Please rewrite the listing from its first line through the line containing "footnote: *One-third supervisory", replacing "row-label" with "row-title" and leaving everything else unchanged.

• _INPUT ROWS_

begin

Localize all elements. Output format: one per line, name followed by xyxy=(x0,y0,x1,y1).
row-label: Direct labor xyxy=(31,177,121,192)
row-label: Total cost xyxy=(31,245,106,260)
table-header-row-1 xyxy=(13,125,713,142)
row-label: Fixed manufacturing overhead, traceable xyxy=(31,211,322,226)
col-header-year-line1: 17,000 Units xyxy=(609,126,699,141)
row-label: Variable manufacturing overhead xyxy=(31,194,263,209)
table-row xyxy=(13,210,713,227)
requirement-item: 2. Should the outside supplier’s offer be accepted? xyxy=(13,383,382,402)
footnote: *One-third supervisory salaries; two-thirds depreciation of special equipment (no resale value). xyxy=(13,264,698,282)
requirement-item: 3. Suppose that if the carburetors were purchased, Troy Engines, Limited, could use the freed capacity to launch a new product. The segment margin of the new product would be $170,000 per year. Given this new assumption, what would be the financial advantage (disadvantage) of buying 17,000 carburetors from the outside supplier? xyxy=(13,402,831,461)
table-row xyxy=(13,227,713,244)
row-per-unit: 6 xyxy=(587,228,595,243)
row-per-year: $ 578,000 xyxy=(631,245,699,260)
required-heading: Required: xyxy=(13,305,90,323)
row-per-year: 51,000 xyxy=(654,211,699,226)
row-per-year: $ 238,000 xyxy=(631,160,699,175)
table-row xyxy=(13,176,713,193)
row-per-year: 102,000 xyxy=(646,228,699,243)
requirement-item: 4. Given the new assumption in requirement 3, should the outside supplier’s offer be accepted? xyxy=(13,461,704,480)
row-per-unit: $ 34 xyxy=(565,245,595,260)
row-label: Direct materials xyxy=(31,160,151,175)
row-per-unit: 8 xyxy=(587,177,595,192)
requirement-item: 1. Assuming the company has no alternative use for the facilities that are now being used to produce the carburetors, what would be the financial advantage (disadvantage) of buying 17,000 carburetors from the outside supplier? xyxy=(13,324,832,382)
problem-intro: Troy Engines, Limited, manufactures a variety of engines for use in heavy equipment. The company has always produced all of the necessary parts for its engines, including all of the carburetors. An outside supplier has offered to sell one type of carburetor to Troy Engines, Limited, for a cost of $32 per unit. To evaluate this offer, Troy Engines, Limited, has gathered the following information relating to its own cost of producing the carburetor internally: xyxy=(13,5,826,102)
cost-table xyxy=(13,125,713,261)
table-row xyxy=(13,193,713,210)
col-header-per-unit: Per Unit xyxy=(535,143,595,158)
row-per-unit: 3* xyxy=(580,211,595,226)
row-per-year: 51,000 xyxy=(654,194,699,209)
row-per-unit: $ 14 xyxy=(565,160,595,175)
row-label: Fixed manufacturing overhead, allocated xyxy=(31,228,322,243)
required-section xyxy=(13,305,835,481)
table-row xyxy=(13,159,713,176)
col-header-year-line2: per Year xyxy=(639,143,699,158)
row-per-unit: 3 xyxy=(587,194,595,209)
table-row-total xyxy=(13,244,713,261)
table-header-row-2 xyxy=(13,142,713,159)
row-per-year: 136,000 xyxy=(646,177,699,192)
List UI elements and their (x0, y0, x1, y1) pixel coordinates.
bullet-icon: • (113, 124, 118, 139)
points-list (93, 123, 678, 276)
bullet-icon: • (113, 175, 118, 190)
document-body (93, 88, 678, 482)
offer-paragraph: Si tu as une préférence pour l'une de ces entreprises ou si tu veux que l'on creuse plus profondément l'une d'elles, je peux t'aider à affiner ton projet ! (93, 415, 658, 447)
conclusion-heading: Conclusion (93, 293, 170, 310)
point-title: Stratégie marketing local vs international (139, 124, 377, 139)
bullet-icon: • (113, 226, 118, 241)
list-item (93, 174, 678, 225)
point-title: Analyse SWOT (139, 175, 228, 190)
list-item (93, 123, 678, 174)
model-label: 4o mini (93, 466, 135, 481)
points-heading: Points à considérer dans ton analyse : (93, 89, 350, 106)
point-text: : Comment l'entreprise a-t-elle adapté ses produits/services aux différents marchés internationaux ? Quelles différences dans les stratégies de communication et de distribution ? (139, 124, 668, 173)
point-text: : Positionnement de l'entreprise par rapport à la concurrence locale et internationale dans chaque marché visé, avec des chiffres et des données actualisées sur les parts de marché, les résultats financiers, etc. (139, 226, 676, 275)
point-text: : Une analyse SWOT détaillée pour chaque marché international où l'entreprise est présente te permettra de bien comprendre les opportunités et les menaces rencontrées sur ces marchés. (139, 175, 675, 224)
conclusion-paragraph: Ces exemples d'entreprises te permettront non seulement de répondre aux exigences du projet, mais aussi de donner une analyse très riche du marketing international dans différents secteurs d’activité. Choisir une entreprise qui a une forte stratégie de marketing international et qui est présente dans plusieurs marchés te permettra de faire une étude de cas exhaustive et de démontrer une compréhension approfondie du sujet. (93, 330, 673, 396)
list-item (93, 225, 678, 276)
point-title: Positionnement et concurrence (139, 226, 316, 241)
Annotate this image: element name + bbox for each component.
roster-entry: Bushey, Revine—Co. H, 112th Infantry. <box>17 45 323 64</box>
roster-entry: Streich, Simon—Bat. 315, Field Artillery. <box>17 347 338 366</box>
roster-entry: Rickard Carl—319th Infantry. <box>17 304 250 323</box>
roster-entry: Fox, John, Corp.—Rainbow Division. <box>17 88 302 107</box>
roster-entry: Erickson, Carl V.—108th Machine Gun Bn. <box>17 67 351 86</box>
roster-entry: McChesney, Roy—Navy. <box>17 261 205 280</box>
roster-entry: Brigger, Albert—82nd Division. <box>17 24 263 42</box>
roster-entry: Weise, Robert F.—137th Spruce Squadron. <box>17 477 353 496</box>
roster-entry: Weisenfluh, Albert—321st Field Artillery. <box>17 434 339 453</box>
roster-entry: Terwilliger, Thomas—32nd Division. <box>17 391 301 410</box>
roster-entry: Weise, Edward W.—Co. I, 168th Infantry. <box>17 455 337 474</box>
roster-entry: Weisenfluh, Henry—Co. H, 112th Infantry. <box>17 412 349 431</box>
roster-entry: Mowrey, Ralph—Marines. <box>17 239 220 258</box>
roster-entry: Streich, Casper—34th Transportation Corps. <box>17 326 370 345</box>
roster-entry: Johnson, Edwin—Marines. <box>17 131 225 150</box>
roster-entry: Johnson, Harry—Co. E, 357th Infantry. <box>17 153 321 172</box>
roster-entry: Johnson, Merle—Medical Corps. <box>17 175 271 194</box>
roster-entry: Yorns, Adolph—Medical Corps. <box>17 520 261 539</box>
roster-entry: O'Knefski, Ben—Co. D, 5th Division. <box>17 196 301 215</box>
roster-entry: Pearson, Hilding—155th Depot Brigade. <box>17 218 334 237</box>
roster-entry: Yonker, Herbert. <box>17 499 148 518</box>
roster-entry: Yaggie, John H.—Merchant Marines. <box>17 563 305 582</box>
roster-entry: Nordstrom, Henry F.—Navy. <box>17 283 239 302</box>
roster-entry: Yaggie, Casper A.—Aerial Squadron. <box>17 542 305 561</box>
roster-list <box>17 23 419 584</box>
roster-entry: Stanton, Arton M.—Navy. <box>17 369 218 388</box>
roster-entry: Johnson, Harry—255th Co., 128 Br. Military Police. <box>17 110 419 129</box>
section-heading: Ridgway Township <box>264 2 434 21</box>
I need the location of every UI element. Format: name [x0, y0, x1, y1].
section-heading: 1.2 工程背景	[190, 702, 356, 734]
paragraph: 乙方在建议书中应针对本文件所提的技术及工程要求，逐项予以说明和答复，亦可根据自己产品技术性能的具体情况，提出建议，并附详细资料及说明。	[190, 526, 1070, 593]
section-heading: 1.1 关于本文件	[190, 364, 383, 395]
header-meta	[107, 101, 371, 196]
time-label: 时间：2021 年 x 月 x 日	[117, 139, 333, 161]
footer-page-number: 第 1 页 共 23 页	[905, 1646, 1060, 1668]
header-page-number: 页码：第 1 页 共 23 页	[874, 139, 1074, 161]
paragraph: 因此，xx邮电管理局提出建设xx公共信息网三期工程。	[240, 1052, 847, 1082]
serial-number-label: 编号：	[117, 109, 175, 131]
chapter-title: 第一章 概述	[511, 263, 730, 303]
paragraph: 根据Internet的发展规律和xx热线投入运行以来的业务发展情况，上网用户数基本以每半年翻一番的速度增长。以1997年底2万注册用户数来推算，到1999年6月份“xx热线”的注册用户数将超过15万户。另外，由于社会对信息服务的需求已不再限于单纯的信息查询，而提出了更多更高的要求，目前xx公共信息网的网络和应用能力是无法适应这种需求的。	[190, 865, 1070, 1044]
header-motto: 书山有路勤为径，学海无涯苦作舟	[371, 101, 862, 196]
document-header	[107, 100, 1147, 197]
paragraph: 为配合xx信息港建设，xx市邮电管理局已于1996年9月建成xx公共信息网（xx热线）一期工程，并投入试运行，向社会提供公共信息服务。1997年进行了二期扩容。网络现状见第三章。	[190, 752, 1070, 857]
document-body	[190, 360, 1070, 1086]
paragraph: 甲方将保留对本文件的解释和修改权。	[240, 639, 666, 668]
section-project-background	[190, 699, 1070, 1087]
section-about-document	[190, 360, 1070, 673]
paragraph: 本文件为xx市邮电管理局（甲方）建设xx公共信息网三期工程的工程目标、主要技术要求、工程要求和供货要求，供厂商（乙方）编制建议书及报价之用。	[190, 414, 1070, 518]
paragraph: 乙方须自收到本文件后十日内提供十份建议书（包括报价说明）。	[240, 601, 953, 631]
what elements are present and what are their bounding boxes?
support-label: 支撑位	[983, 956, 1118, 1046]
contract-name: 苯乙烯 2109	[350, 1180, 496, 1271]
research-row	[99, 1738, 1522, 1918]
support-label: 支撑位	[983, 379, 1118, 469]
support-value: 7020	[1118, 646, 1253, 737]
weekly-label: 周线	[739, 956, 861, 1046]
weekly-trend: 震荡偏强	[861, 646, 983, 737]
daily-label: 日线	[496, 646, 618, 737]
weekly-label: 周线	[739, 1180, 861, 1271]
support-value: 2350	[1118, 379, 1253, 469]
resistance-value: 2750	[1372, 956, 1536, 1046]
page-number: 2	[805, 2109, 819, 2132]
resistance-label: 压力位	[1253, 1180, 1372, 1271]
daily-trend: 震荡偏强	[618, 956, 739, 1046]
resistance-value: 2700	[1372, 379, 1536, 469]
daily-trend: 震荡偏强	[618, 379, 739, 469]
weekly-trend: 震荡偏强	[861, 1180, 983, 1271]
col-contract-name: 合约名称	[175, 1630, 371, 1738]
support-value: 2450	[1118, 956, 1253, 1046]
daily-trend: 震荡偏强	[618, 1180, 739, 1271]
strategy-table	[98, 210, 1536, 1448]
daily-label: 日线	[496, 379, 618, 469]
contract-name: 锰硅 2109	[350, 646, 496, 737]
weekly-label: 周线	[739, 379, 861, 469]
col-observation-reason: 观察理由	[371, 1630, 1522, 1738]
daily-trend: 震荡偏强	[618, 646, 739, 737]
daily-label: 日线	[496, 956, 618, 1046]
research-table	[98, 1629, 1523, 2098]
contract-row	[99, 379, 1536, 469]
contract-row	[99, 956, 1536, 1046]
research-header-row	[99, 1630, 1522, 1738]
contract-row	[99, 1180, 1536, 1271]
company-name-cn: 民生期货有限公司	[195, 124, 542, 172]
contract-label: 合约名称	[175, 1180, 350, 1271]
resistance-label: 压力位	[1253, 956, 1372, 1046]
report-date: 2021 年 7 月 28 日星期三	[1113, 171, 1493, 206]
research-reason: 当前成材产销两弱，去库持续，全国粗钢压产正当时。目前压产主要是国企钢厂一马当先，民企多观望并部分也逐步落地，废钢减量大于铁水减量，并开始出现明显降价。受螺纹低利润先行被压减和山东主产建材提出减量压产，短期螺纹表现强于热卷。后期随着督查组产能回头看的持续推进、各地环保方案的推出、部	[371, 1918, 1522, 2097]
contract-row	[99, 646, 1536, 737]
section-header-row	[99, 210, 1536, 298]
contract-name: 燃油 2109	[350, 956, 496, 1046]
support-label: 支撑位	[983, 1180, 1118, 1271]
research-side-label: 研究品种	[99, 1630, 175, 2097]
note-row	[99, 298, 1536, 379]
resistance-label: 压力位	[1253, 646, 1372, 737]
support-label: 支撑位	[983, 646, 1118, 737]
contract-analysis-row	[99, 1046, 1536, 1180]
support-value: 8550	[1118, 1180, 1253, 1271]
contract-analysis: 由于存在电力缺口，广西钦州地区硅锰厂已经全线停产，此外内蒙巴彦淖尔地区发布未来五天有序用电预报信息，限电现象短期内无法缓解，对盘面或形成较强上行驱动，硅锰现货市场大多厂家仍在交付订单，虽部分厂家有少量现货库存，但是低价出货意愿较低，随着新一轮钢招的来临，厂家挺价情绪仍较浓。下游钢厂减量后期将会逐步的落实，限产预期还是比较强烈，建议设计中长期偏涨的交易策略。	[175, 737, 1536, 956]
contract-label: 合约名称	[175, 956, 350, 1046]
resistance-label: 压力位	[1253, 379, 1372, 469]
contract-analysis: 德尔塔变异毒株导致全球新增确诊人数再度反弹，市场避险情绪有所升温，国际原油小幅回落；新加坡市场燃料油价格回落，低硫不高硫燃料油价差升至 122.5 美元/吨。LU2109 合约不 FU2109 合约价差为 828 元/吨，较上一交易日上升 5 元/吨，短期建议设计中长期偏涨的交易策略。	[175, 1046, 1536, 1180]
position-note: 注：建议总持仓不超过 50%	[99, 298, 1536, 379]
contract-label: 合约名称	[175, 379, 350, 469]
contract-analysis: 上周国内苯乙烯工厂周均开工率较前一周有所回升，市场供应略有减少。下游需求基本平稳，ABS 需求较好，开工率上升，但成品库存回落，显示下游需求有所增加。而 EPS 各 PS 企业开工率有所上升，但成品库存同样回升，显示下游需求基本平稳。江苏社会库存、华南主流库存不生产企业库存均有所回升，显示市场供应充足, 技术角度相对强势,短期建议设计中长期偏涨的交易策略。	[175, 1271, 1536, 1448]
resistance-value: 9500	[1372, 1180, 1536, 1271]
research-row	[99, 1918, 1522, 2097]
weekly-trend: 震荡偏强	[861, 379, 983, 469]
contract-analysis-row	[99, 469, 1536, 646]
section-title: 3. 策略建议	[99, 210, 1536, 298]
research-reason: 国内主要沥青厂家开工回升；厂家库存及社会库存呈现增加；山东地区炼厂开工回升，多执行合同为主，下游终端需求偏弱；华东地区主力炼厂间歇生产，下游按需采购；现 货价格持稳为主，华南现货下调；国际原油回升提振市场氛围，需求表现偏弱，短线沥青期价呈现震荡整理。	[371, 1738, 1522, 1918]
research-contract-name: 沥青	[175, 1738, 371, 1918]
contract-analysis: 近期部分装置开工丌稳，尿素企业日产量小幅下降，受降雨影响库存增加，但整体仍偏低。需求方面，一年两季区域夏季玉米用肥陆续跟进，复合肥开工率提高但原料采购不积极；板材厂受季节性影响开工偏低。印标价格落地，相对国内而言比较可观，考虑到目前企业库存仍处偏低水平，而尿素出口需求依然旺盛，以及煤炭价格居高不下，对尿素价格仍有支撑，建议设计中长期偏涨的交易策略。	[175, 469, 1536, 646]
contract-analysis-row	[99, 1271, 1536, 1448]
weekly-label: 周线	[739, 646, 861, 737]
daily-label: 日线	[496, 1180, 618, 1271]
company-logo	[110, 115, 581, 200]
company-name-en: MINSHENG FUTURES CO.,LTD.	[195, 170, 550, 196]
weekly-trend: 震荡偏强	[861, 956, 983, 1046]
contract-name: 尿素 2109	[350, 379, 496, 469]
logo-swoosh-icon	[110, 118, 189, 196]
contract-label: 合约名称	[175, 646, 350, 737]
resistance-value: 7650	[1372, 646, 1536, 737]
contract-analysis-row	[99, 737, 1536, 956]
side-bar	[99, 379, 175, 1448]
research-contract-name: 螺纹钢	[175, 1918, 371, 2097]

end

• _RIGHT ANSWER_
Localize all elements. Output format: one per line, name followed by xyxy=(x0,y0,x1,y1).
row-title: Direct labor xyxy=(31,177,121,192)
row-title: Total cost xyxy=(31,245,106,260)
table-header-row-1 xyxy=(13,125,713,142)
row-title: Fixed manufacturing overhead, traceable xyxy=(31,211,322,226)
col-header-year-line1: 17,000 Units xyxy=(609,126,699,141)
row-title: Variable manufacturing overhead xyxy=(31,194,263,209)
table-row xyxy=(13,210,713,227)
requirement-item: 2. Should the outside supplier’s offer be accepted? xyxy=(13,383,382,402)
footnote: *One-third supervisory salaries; two-thirds depreciation of special equipment (no resale value). xyxy=(13,264,698,282)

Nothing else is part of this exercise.